Dataset rows =>
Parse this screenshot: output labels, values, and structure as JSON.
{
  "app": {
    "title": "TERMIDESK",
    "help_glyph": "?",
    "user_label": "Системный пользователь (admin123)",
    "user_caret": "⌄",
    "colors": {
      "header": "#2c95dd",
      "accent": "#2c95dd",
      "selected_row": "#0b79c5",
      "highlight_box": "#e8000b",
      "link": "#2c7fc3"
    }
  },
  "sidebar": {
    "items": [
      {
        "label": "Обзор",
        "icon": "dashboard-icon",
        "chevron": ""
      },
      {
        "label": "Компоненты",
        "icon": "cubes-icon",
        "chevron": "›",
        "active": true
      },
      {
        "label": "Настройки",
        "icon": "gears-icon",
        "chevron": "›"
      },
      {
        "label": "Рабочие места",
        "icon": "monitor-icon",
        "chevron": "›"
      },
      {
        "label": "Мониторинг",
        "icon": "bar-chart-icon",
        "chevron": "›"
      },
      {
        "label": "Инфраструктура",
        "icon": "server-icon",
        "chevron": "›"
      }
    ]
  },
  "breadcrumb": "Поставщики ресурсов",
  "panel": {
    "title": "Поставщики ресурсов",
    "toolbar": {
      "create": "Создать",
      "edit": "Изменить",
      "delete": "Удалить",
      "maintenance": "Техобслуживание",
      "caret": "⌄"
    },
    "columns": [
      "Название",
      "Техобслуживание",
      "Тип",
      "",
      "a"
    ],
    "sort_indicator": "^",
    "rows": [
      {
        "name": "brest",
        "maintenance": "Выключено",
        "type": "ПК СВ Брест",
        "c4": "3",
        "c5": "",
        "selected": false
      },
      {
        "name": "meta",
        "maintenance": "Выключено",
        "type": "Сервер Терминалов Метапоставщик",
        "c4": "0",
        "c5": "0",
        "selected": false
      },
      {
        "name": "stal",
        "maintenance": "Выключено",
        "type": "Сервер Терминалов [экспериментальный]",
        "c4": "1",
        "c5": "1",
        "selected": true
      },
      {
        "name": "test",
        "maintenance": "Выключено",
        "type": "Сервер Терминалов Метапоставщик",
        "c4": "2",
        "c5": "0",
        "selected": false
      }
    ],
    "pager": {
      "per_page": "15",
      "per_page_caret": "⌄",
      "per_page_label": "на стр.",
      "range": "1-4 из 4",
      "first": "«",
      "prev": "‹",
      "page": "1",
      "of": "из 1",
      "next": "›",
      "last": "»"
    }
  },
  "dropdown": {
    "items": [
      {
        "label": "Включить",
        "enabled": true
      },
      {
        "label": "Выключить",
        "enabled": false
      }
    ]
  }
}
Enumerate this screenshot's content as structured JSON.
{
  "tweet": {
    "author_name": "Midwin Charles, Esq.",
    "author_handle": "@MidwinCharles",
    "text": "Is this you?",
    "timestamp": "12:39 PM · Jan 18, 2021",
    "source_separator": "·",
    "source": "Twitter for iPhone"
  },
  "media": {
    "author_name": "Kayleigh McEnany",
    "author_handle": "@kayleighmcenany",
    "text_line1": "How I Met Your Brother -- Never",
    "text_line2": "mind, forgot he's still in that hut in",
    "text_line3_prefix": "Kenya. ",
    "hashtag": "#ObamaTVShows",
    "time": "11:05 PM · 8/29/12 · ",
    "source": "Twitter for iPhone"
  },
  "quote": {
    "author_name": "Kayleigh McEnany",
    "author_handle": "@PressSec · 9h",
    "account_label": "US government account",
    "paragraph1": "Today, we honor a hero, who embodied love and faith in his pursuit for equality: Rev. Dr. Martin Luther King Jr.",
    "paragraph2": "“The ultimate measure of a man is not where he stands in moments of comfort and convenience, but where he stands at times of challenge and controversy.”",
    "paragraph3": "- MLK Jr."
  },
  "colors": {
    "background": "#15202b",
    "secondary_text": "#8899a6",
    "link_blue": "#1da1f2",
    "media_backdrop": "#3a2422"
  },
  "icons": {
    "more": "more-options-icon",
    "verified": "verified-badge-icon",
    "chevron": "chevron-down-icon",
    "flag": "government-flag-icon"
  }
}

What you should do => Copy out each line that contains the word "type".

Result for this task =>
        "type": "ПК СВ Брест",
        "type": "Сервер Терминалов Метапоставщик",
        "type": "Сервер Терминалов [экспериментальный]",
        "type": "Сервер Терминалов Метапоставщик",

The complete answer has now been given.